# EXERCISE:
Go through the data below line by line and count those containing the word "JSON". Reply with the count only.

# MATERIAL:

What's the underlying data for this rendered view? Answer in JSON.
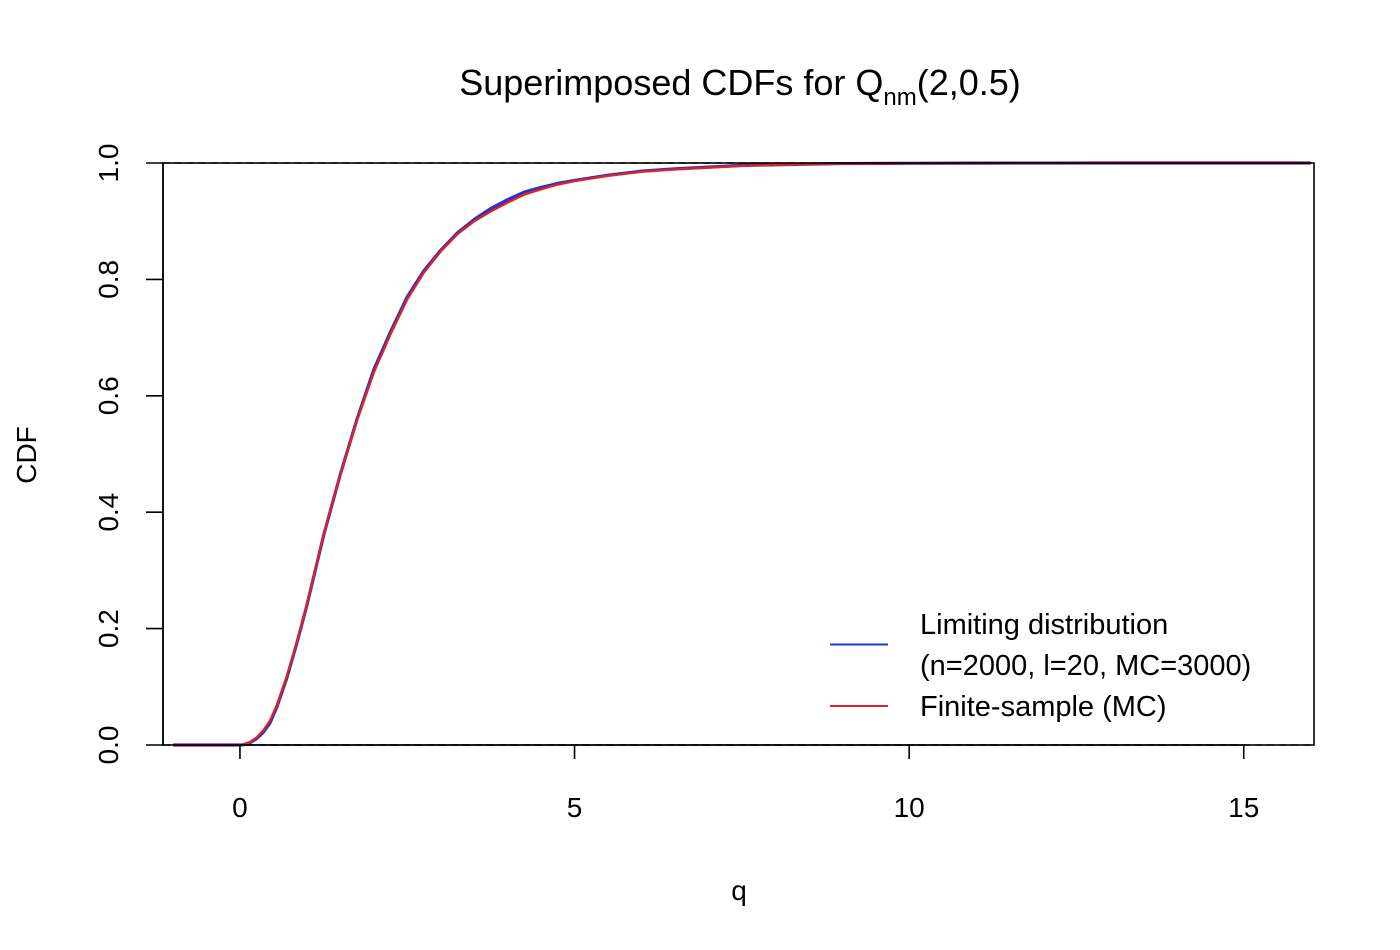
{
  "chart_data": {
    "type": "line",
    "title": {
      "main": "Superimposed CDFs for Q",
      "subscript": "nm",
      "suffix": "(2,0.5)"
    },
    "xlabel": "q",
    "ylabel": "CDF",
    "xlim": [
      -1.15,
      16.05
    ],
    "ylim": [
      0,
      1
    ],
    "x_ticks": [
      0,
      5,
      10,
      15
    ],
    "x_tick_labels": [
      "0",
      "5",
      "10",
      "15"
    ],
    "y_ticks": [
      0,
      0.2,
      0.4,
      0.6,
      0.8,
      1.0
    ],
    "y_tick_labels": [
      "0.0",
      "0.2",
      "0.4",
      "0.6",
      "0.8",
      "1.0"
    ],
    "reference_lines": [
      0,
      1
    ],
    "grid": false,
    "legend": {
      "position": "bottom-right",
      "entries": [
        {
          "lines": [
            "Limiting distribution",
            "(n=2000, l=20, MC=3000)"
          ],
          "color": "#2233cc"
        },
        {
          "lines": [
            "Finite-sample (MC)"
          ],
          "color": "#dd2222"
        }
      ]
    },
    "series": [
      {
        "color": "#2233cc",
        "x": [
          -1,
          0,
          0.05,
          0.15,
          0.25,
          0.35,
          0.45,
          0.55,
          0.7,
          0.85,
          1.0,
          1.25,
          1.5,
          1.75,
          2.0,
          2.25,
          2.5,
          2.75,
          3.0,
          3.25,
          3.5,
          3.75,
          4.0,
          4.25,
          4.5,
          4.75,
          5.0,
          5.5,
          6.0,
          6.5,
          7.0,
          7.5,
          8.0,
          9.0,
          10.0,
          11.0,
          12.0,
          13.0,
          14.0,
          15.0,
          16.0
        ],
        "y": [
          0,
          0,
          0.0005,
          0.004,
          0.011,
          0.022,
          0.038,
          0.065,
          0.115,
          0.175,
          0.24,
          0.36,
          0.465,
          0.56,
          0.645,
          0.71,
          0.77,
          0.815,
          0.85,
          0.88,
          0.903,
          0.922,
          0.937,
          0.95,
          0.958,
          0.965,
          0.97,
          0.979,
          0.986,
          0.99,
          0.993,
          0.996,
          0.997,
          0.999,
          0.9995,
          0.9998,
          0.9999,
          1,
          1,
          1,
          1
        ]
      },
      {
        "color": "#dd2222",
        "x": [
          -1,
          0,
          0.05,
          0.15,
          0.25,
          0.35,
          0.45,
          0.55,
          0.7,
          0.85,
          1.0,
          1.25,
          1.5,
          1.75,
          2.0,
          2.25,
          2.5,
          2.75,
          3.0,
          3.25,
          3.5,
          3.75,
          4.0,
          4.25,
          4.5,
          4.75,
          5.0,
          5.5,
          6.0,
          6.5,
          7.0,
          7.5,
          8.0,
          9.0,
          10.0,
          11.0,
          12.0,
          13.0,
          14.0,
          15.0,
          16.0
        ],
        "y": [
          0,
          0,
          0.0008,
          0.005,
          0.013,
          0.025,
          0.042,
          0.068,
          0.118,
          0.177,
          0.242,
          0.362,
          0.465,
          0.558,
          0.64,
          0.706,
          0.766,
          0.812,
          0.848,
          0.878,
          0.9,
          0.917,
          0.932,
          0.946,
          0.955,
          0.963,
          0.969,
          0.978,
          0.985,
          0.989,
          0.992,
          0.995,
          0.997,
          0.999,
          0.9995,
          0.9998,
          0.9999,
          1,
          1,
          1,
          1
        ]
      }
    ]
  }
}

...

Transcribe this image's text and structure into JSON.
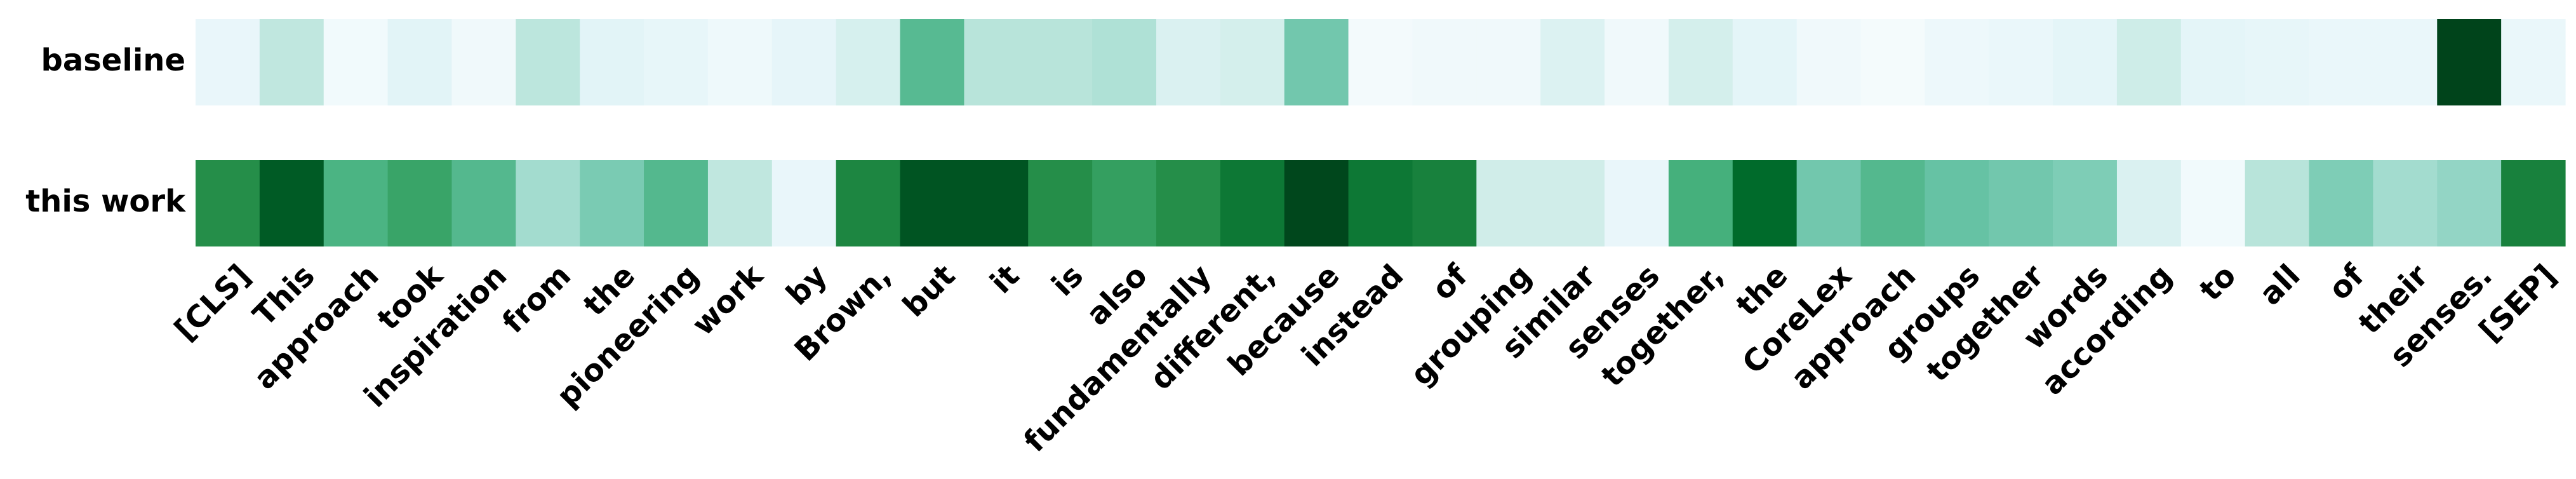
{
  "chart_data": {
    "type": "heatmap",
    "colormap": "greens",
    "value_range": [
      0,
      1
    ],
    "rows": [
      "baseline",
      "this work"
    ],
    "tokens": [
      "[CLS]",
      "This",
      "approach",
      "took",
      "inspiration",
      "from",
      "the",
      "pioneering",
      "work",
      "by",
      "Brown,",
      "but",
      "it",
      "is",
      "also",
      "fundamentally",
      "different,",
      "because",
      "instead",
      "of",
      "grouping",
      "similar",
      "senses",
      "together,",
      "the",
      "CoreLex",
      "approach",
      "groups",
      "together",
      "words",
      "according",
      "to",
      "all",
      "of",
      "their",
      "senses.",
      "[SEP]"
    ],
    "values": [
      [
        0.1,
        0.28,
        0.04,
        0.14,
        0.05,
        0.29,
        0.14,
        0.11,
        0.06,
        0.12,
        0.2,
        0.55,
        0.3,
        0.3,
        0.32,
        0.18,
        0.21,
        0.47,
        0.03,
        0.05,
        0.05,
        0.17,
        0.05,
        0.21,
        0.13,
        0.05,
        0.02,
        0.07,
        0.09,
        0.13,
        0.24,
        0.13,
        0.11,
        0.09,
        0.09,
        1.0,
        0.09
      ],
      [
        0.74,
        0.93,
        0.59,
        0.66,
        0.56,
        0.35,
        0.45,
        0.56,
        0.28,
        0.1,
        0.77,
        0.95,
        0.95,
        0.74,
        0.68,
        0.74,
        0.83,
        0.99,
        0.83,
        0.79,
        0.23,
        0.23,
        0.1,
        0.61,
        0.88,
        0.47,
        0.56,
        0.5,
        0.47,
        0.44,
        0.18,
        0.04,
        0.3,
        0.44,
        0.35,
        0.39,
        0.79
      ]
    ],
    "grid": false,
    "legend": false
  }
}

# WRITTEN RESPONSE:
2